Exercise inputs
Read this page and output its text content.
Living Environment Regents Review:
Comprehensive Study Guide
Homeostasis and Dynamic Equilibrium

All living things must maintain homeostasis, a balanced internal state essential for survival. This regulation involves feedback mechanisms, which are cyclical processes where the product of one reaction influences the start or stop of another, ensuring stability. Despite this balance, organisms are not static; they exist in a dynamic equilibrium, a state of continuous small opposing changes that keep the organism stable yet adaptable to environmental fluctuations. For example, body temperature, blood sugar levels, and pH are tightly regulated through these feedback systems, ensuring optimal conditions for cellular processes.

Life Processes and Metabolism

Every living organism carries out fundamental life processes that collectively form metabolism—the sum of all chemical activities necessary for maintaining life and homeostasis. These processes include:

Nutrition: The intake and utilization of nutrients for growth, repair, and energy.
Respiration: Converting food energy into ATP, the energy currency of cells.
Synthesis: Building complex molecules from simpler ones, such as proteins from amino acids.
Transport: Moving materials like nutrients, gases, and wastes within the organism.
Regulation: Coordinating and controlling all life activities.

Task statement
The data above is to be given again, with every line exact.

Answer to this problem
Read this page and output its text content.
Living Environment Regents Review:
Comprehensive Study Guide
Homeostasis and Dynamic Equilibrium

All living things must maintain homeostasis, a balanced internal state essential for survival. This regulation involves feedback mechanisms, which are cyclical processes where the product of one reaction influences the start or stop of another, ensuring stability. Despite this balance, organisms are not static; they exist in a dynamic equilibrium, a state of continuous small opposing changes that keep the organism stable yet adaptable to environmental fluctuations. For example, body temperature, blood sugar levels, and pH are tightly regulated through these feedback systems, ensuring optimal conditions for cellular processes.

Life Processes and Metabolism

Every living organism carries out fundamental life processes that collectively form metabolism—the sum of all chemical activities necessary for maintaining life and homeostasis. These processes include:

Nutrition: The intake and utilization of nutrients for growth, repair, and energy.
Respiration: Converting food energy into ATP, the energy currency of cells.
Synthesis: Building complex molecules from simpler ones, such as proteins from amino acids.
Transport: Moving materials like nutrients, gases, and wastes within the organism.
Regulation: Coordinating and controlling all life activities.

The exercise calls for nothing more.